▶ _Brief_:
Which lines hold the word "JSON"? Show each of them.

** BEGIN Items **

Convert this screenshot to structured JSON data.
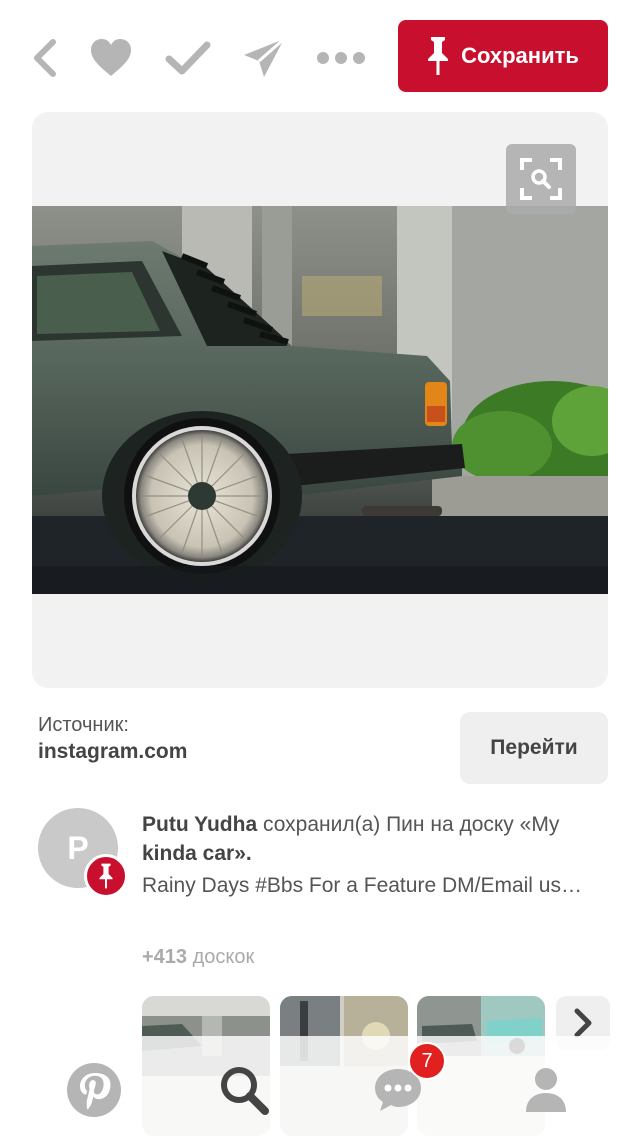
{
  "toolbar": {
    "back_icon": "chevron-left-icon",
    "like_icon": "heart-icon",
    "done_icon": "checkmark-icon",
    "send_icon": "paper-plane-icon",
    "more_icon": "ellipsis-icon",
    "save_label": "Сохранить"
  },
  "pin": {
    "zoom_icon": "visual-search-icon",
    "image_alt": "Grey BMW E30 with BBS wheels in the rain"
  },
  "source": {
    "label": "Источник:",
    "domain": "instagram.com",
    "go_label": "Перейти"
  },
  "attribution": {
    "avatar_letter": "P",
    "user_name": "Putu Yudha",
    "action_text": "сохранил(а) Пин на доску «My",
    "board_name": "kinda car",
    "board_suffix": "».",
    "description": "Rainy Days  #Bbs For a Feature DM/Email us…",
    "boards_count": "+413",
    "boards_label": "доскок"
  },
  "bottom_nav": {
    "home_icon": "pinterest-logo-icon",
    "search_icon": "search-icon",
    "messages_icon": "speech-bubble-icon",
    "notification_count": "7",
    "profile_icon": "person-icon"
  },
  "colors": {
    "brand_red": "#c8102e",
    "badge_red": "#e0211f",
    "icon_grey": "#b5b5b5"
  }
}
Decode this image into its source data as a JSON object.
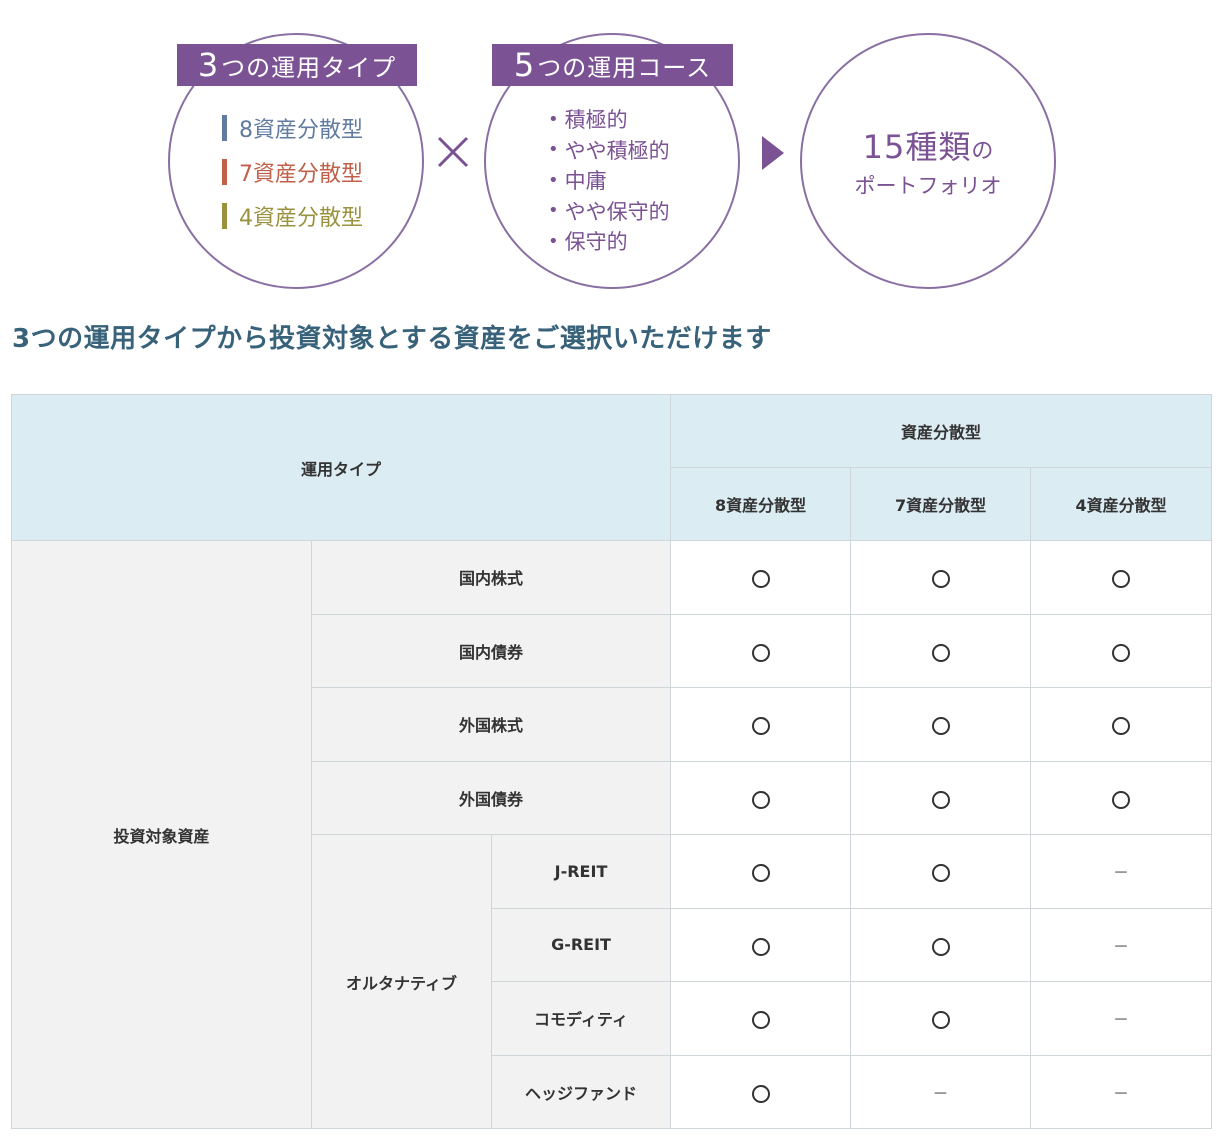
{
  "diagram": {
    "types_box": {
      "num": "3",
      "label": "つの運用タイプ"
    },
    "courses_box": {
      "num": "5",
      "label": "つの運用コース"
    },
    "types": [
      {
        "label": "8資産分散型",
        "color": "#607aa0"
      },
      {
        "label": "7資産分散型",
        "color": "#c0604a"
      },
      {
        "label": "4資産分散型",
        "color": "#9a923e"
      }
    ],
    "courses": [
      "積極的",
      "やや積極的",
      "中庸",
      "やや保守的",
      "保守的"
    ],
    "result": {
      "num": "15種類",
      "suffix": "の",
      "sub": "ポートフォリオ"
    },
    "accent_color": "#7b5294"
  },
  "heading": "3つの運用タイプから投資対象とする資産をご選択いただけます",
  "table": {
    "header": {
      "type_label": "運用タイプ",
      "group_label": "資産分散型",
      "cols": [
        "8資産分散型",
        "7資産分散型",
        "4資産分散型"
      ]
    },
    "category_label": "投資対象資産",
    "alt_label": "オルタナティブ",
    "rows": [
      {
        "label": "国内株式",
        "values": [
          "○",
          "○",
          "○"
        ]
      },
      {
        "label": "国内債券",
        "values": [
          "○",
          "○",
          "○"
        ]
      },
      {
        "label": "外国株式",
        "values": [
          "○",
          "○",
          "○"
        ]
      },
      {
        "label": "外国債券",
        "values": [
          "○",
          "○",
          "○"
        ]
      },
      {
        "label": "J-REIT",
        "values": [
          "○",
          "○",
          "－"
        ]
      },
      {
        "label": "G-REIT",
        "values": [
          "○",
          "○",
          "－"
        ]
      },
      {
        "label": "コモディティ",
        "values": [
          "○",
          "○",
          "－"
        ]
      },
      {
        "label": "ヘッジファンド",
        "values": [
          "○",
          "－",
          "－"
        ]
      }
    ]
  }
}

** END Items **

▶ _Written answer_:
Convert this screenshot to structured JSON data.
Decode this image into its source data as a JSON object.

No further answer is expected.